• SET TASK: Lift every line from the entries that includes the word "source".

- - - - -

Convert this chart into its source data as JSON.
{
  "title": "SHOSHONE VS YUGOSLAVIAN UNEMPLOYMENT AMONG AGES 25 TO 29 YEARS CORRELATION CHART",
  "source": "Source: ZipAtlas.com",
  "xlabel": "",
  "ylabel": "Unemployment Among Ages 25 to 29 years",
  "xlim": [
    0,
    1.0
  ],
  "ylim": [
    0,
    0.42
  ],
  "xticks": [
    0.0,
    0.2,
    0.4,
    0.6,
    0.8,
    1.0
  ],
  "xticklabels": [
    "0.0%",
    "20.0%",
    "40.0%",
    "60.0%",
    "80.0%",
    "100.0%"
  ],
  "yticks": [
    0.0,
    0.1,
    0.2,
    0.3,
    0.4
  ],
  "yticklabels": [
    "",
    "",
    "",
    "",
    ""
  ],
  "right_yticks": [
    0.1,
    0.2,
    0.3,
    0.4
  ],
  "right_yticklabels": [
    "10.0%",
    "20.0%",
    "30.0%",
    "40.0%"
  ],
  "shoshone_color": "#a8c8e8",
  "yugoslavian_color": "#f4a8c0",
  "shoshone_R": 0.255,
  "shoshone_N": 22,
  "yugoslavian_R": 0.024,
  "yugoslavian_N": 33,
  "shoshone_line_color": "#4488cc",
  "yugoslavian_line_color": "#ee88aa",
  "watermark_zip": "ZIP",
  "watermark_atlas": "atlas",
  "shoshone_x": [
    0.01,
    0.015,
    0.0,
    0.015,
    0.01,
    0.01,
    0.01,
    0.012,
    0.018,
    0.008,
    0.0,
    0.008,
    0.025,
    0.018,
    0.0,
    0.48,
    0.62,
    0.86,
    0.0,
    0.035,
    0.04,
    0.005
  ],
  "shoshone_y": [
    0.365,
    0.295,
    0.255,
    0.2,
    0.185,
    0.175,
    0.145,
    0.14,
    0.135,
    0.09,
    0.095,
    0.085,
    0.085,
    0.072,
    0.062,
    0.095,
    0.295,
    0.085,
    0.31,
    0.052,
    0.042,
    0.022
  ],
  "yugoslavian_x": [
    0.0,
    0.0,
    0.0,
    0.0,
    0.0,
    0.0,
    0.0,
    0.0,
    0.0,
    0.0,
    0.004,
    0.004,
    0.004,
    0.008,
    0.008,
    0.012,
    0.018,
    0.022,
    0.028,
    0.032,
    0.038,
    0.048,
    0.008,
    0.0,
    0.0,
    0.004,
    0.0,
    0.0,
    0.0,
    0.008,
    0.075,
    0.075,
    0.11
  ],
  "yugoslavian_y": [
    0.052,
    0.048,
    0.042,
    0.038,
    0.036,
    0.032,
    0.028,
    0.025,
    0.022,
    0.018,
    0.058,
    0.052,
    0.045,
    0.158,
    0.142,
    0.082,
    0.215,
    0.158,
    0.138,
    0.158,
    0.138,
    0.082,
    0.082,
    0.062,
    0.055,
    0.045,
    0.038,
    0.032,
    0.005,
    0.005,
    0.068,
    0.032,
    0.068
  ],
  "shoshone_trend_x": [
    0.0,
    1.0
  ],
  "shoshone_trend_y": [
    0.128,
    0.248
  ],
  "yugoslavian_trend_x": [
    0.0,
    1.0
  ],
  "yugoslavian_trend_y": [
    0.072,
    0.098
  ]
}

- - - - -

• ANSWER IN FULL:
Convert this chart into its source data as JSON.
  "source": "Source: ZipAtlas.com",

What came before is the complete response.